Challenge: Images appear in the records below; leave them out and repeat everything else exactly.

Listed records:

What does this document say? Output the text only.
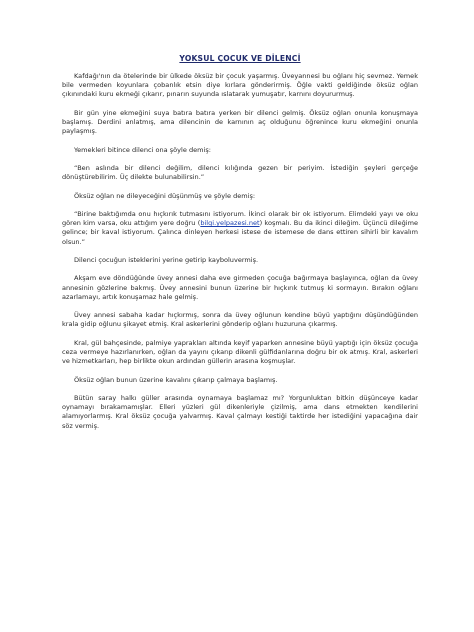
YOKSUL ÇOCUK VE DİLENCİ

Kafdağı'nın da ötelerinde bir ülkede öksüz bir çocuk yaşarmış. Üveyannesi bu oğlanı hiç sevmez. Yemek bile vermeden koyunlara çobanlık etsin diye kırlara gönderirmiş. Öğle vakti geldiğinde öksüz oğlan çıkınındaki kuru ekmeği çıkarır, pınarın suyunda ıslatarak yumuşatır, karnını doyururmuş.

Bir gün yine ekmeğini suya batıra batıra yerken bir dilenci gelmiş. Öksüz oğlan onunla konuşmaya başlamış. Derdini anlatmış, ama dilencinin de karnının aç olduğunu öğrenince kuru ekmeğini onunla paylaşmış.

Yemekleri bitince dilenci ona şöyle demiş:

“Ben aslında bir dilenci değilim, dilenci kılığında gezen bir periyim. İstediğin şeyleri gerçeğe dönüştürebilirim. Üç dilekte bulunabilirsin.”

Öksüz oğlan ne dileyeceğini düşünmüş ve şöyle demiş:

“Birine baktığımda onu hıçkırık tutmasını istiyorum. İkinci olarak bir ok istiyorum. Elimdeki yayı ve oku gören kim varsa, oku attığım yere doğru (bilgi.yelpazesi.net) koşmalı. Bu da ikinci dileğim. Üçüncü dileğime gelince; bir kaval istiyorum. Çalınca dinleyen herkesi istese de istemese de dans ettiren sihirli bir kavalım olsun.”

Dilenci çocuğun isteklerini yerine getirip kayboluvermiş.

Akşam eve döndüğünde üvey annesi daha eve girmeden çocuğa bağırmaya başlayınca, oğlan da üvey annesinin gözlerine bakmış. Üvey annesini bunun üzerine bir hıçkırık tutmuş ki sormayın. Bırakın oğlanı azarlamayı, artık konuşamaz hale gelmiş.

Üvey annesi sabaha kadar hıçkırmış, sonra da üvey oğlunun kendine büyü yaptığını düşündüğünden krala gidip oğlunu şikayet etmiş. Kral askerlerini gönderip oğlanı huzuruna çıkarmış.

Kral, gül bahçesinde, palmiye yaprakları altında keyif yaparken annesine büyü yaptığı için öksüz çocuğa ceza vermeye hazırlanırken, oğlan da yayını çıkarıp dikenli gülfidanlarına doğru bir ok atmış. Kral, askerleri ve hizmetkarları, hep birlikte okun ardından güllerin arasına koşmuşlar.

Öksüz oğlan bunun üzerine kavalını çıkarıp çalmaya başlamış.

Bütün saray halkı güller arasında oynamaya başlamaz mı? Yorgunluktan bitkin düşünceye kadar oynamayı bırakamamışlar. Elleri yüzleri gül dikenleriyle çizilmiş, ama dans etmekten kendilerini alamıyorlarmış. Kral öksüz çocuğa yalvarmış. Kaval çalmayı kestiği taktirde her istediğini yapacağına dair söz vermiş.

Full answer:
What does this document say? Output the text only.
YOKSUL ÇOCUK VE DİLENCİ

Kafdağı'nın da ötelerinde bir ülkede öksüz bir çocuk yaşarmış. Üveyannesi bu oğlanı hiç sevmez. Yemek bile vermeden koyunlara çobanlık etsin diye kırlara gönderirmiş. Öğle vakti geldiğinde öksüz oğlan çıkınındaki kuru ekmeği çıkarır, pınarın suyunda ıslatarak yumuşatır, karnını doyururmuş.

Bir gün yine ekmeğini suya batıra batıra yerken bir dilenci gelmiş. Öksüz oğlan onunla konuşmaya başlamış. Derdini anlatmış, ama dilencinin de karnının aç olduğunu öğrenince kuru ekmeğini onunla paylaşmış.

Yemekleri bitince dilenci ona şöyle demiş:

“Ben aslında bir dilenci değilim, dilenci kılığında gezen bir periyim. İstediğin şeyleri gerçeğe dönüştürebilirim. Üç dilekte bulunabilirsin.”

Öksüz oğlan ne dileyeceğini düşünmüş ve şöyle demiş:

“Birine baktığımda onu hıçkırık tutmasını istiyorum. İkinci olarak bir ok istiyorum. Elimdeki yayı ve oku gören kim varsa, oku attığım yere doğru (bilgi.yelpazesi.net) koşmalı. Bu da ikinci dileğim. Üçüncü dileğime gelince; bir kaval istiyorum. Çalınca dinleyen herkesi istese de istemese de dans ettiren sihirli bir kavalım olsun.”

Dilenci çocuğun isteklerini yerine getirip kayboluvermiş.

Akşam eve döndüğünde üvey annesi daha eve girmeden çocuğa bağırmaya başlayınca, oğlan da üvey annesinin gözlerine bakmış. Üvey annesini bunun üzerine bir hıçkırık tutmuş ki sormayın. Bırakın oğlanı azarlamayı, artık konuşamaz hale gelmiş.

Üvey annesi sabaha kadar hıçkırmış, sonra da üvey oğlunun kendine büyü yaptığını düşündüğünden krala gidip oğlunu şikayet etmiş. Kral askerlerini gönderip oğlanı huzuruna çıkarmış.

Kral, gül bahçesinde, palmiye yaprakları altında keyif yaparken annesine büyü yaptığı için öksüz çocuğa ceza vermeye hazırlanırken, oğlan da yayını çıkarıp dikenli gülfidanlarına doğru bir ok atmış. Kral, askerleri ve hizmetkarları, hep birlikte okun ardından güllerin arasına koşmuşlar.

Öksüz oğlan bunun üzerine kavalını çıkarıp çalmaya başlamış.

Bütün saray halkı güller arasında oynamaya başlamaz mı? Yorgunluktan bitkin düşünceye kadar oynamayı bırakamamışlar. Elleri yüzleri gül dikenleriyle çizilmiş, ama dans etmekten kendilerini alamıyorlarmış. Kral öksüz çocuğa yalvarmış. Kaval çalmayı kestiği taktirde her istediğini yapacağına dair söz vermiş.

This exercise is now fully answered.